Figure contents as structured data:
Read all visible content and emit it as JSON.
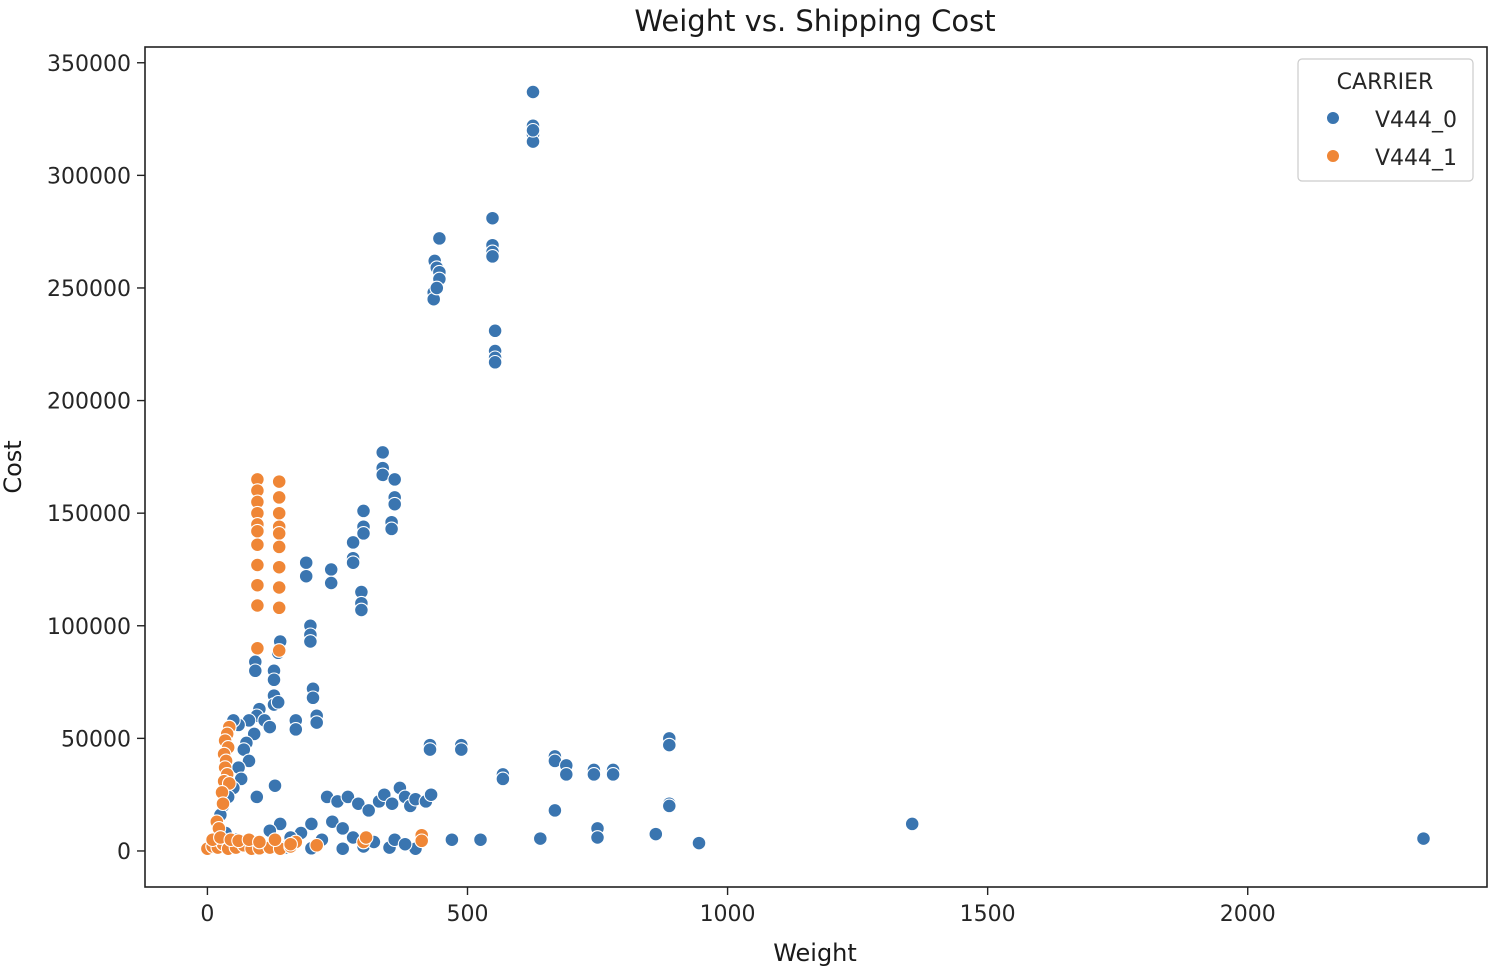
{
  "chart_data": {
    "type": "scatter",
    "title": "Weight vs. Shipping Cost",
    "xlabel": "Weight",
    "ylabel": "Cost",
    "xlim": [
      -120,
      2460
    ],
    "ylim": [
      -16000,
      357000
    ],
    "xticks": [
      0,
      500,
      1000,
      1500,
      2000
    ],
    "yticks": [
      0,
      50000,
      100000,
      150000,
      200000,
      250000,
      300000,
      350000
    ],
    "grid": false,
    "legend": {
      "title": "CARRIER",
      "placement": "top-right"
    },
    "series": [
      {
        "name": "V444_0",
        "color": "#3a75b0",
        "points": [
          [
            626,
            337000
          ],
          [
            626,
            322000
          ],
          [
            626,
            318000
          ],
          [
            626,
            315000
          ],
          [
            626,
            320000
          ],
          [
            446,
            272000
          ],
          [
            437,
            262000
          ],
          [
            441,
            259000
          ],
          [
            446,
            257000
          ],
          [
            446,
            254000
          ],
          [
            435,
            248000
          ],
          [
            435,
            245000
          ],
          [
            441,
            250000
          ],
          [
            548,
            281000
          ],
          [
            548,
            269000
          ],
          [
            548,
            266000
          ],
          [
            548,
            264000
          ],
          [
            553,
            231000
          ],
          [
            553,
            222000
          ],
          [
            553,
            219000
          ],
          [
            553,
            217000
          ],
          [
            337,
            177000
          ],
          [
            337,
            170000
          ],
          [
            337,
            167000
          ],
          [
            360,
            165000
          ],
          [
            360,
            157000
          ],
          [
            360,
            154000
          ],
          [
            354,
            146000
          ],
          [
            354,
            143000
          ],
          [
            300,
            151000
          ],
          [
            300,
            144000
          ],
          [
            300,
            141000
          ],
          [
            280,
            137000
          ],
          [
            280,
            130000
          ],
          [
            280,
            128000
          ],
          [
            190,
            128000
          ],
          [
            190,
            122000
          ],
          [
            238,
            125000
          ],
          [
            238,
            119000
          ],
          [
            296,
            115000
          ],
          [
            296,
            110000
          ],
          [
            296,
            107000
          ],
          [
            198,
            100000
          ],
          [
            198,
            96000
          ],
          [
            198,
            93000
          ],
          [
            140,
            93000
          ],
          [
            136,
            88000
          ],
          [
            92,
            84000
          ],
          [
            92,
            80000
          ],
          [
            128,
            80000
          ],
          [
            128,
            76000
          ],
          [
            203,
            72000
          ],
          [
            203,
            68000
          ],
          [
            210,
            60000
          ],
          [
            210,
            57000
          ],
          [
            170,
            58000
          ],
          [
            170,
            54000
          ],
          [
            128,
            69000
          ],
          [
            128,
            65000
          ],
          [
            136,
            66000
          ],
          [
            100,
            63000
          ],
          [
            95,
            60000
          ],
          [
            80,
            58000
          ],
          [
            60,
            56000
          ],
          [
            50,
            58000
          ],
          [
            42,
            55000
          ],
          [
            110,
            58000
          ],
          [
            120,
            55000
          ],
          [
            90,
            52000
          ],
          [
            75,
            48000
          ],
          [
            70,
            45000
          ],
          [
            80,
            40000
          ],
          [
            60,
            37000
          ],
          [
            65,
            32000
          ],
          [
            50,
            28000
          ],
          [
            40,
            24000
          ],
          [
            30,
            20000
          ],
          [
            25,
            16000
          ],
          [
            20,
            12000
          ],
          [
            35,
            8000
          ],
          [
            55,
            5000
          ],
          [
            70,
            3000
          ],
          [
            100,
            2000
          ],
          [
            150,
            1500
          ],
          [
            200,
            1200
          ],
          [
            260,
            1000
          ],
          [
            300,
            2000
          ],
          [
            350,
            1500
          ],
          [
            400,
            1000
          ],
          [
            130,
            29000
          ],
          [
            95,
            24000
          ],
          [
            230,
            24000
          ],
          [
            250,
            22000
          ],
          [
            270,
            24000
          ],
          [
            290,
            21000
          ],
          [
            310,
            18000
          ],
          [
            330,
            22000
          ],
          [
            340,
            25000
          ],
          [
            355,
            21000
          ],
          [
            370,
            28000
          ],
          [
            380,
            24000
          ],
          [
            390,
            20000
          ],
          [
            400,
            23000
          ],
          [
            420,
            22000
          ],
          [
            430,
            25000
          ],
          [
            240,
            13000
          ],
          [
            260,
            10000
          ],
          [
            200,
            12000
          ],
          [
            180,
            8000
          ],
          [
            140,
            12000
          ],
          [
            120,
            9000
          ],
          [
            160,
            6000
          ],
          [
            220,
            5000
          ],
          [
            280,
            6000
          ],
          [
            320,
            4000
          ],
          [
            360,
            5000
          ],
          [
            380,
            3000
          ],
          [
            428,
            47000
          ],
          [
            428,
            45000
          ],
          [
            488,
            47000
          ],
          [
            488,
            45000
          ],
          [
            568,
            34000
          ],
          [
            568,
            32000
          ],
          [
            668,
            42000
          ],
          [
            668,
            40000
          ],
          [
            690,
            38000
          ],
          [
            690,
            34000
          ],
          [
            743,
            36000
          ],
          [
            743,
            34000
          ],
          [
            780,
            36000
          ],
          [
            780,
            34000
          ],
          [
            888,
            50000
          ],
          [
            888,
            47000
          ],
          [
            668,
            18000
          ],
          [
            888,
            21000
          ],
          [
            888,
            20000
          ],
          [
            750,
            10000
          ],
          [
            750,
            6000
          ],
          [
            862,
            7500
          ],
          [
            470,
            5000
          ],
          [
            525,
            5000
          ],
          [
            640,
            5500
          ],
          [
            945,
            3500
          ],
          [
            1355,
            12000
          ],
          [
            2338,
            5500
          ]
        ]
      },
      {
        "name": "V444_1",
        "color": "#ef8636",
        "points": [
          [
            96,
            165000
          ],
          [
            96,
            160000
          ],
          [
            96,
            155000
          ],
          [
            96,
            150000
          ],
          [
            96,
            145000
          ],
          [
            96,
            142000
          ],
          [
            96,
            136000
          ],
          [
            96,
            127000
          ],
          [
            96,
            118000
          ],
          [
            96,
            109000
          ],
          [
            96,
            90000
          ],
          [
            138,
            164000
          ],
          [
            138,
            157000
          ],
          [
            138,
            150000
          ],
          [
            138,
            144000
          ],
          [
            138,
            141000
          ],
          [
            138,
            135000
          ],
          [
            138,
            126000
          ],
          [
            138,
            117000
          ],
          [
            138,
            108000
          ],
          [
            138,
            89000
          ],
          [
            42,
            55000
          ],
          [
            38,
            52000
          ],
          [
            34,
            49000
          ],
          [
            40,
            46000
          ],
          [
            32,
            43000
          ],
          [
            36,
            40000
          ],
          [
            34,
            37000
          ],
          [
            38,
            34000
          ],
          [
            32,
            31000
          ],
          [
            42,
            30000
          ],
          [
            28,
            26000
          ],
          [
            30,
            21000
          ],
          [
            18,
            13000
          ],
          [
            22,
            10000
          ],
          [
            0,
            1000
          ],
          [
            10,
            2000
          ],
          [
            20,
            1500
          ],
          [
            30,
            3000
          ],
          [
            40,
            1000
          ],
          [
            55,
            1500
          ],
          [
            70,
            2500
          ],
          [
            85,
            1000
          ],
          [
            100,
            1200
          ],
          [
            120,
            1500
          ],
          [
            140,
            1000
          ],
          [
            160,
            2000
          ],
          [
            170,
            4000
          ],
          [
            210,
            2500
          ],
          [
            10,
            5000
          ],
          [
            25,
            6000
          ],
          [
            45,
            5000
          ],
          [
            60,
            4500
          ],
          [
            80,
            5000
          ],
          [
            100,
            4000
          ],
          [
            130,
            5000
          ],
          [
            160,
            3000
          ],
          [
            300,
            4000
          ],
          [
            305,
            6000
          ],
          [
            412,
            7000
          ],
          [
            412,
            4500
          ]
        ]
      }
    ]
  }
}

> [What you are asked to do]
Give every line of the material that includes the string "Weight".

> [Solution]
    "title": "Weight vs. Shipping Cost",
    "xlabel": "Weight",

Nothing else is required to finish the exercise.